Visualizing decision tree in scikit-learn

Visualizing decision tree in scikit-learn - python

I am trying to design a simple Decision Tree using scikit-learn in Python (I am using Anaconda's Ipython Notebook with Python 2.7.3 on Windows OS) and visualize it as follows:
from pandas import read_csv, DataFrame
from sklearn import tree
from os import system
data = read_csv('D:/training.csv')
Y = data.Y
X = data.ix[:,"X0":"X33"]
dtree = tree.DecisionTreeClassifier(criterion = "entropy")
dtree = dtree.fit(X, Y)
dotfile = open("D:/dtree2.dot", 'w')
dotfile = tree.export_graphviz(dtree, out_file = dotfile, feature_names = X.columns)
dotfile.close()
system("dot -Tpng D:.dot -o D:/dtree2.png")
However, I get the following error:
AttributeError: 'NoneType' object has no attribute 'close'
I use the following blog post as reference: Blogpost link
The following stackoverflow question doesn't seem to work for me as well: Question
Could someone help me with how to visualize the decision tree in scikit-learn?

Here is one liner for those who are using jupyter and sklearn(18.2+) You don't even need matplotlib for that. Only requirement is graphviz
pip install graphviz
than run (according to code in question X is a pandas DataFrame)
from graphviz import Source
from sklearn import tree
Source( tree.export_graphviz(dtreg, out_file=None, feature_names=X.columns))
This will display it in SVG format. Code above produces Graphviz's Source object (source_code - not scary) That would be rendered directly in jupyter.
Some things you are likely to do with it
Display it in jupter:
from IPython.display import SVG
graph = Source( tree.export_graphviz(dtreg, out_file=None, feature_names=X.columns))
SVG(graph.pipe(format='svg'))
Save as png:
graph = Source( tree.export_graphviz(dtreg, out_file=None, feature_names=X.columns))
graph.format = 'png'
graph.render('dtree_render',view=True)
Get the png image, save it and view it:
graph = Source( tree.export_graphviz(dtreg, out_file=None, feature_names=X.columns))
png_bytes = graph.pipe(format='png')
with open('dtree_pipe.png','wb') as f:
f.write(png_bytes)
from IPython.display import Image
Image(png_bytes)
If you are going to play with that lib here are the links to examples and userguide

sklearn.tree.export_graphviz doesn't return anything, and so by default returns None.
By doing dotfile = tree.export_graphviz(...) you overwrite your open file object, which had been previously assigned to dotfile, so you get an error when you try to close the file (as it's now None).
·····
• JOB 1
In the decision tree thread, what does sklearn.tree.export_graphviz return?
• JOB 2
Resume the decision tree thread from the point where it ends.

• GIVEN DATA
·····
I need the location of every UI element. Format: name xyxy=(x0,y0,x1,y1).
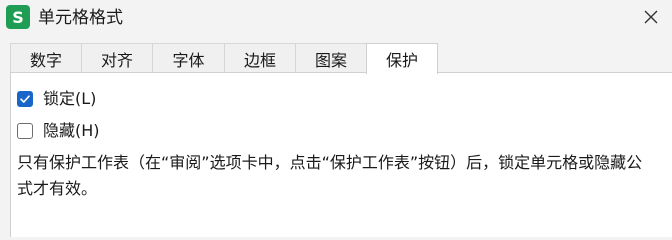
·····
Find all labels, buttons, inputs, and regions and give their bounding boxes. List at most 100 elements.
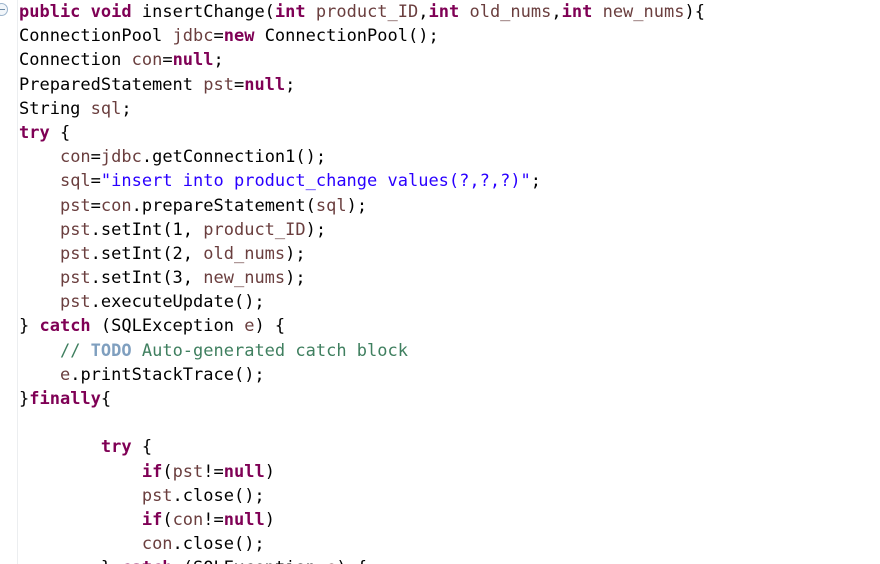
·····
• TASK ANSWER 1
Nothing, so by default it returns None.

• TASK ANSWER 2
To fix it change your code to
...
dotfile = open("D:/dtree2.dot", 'w')
tree.export_graphviz(dtree, out_file = dotfile, feature_names = X.columns)
dotfile.close()
...

If, like me, you have a problem installing graphviz, you can visualize the tree by
exporting it with export_graphviz as shown in previous answers
Open the .dot file in a text editor
Copy the piece of code and paste it # webgraphviz.com

Scikit learn recently introduced the plot_tree method to make this very easy (new in version 0.21 (May 2019)). Documentation here.
Here's the minimum code you need:
from sklearn import tree
plt.figure(figsize=(40,20)) # customize according to the size of your tree
_ = tree.plot_tree(your_model_name, feature_names = X.columns)
plt.show()
plot_tree supports some arguments to beautify the tree. For example:
from sklearn import tree
plt.figure(figsize=(40,20))
_ = tree.plot_tree(your_model_name, feature_names = X.columns,
filled=True, fontsize=6, rounded = True)
plt.show()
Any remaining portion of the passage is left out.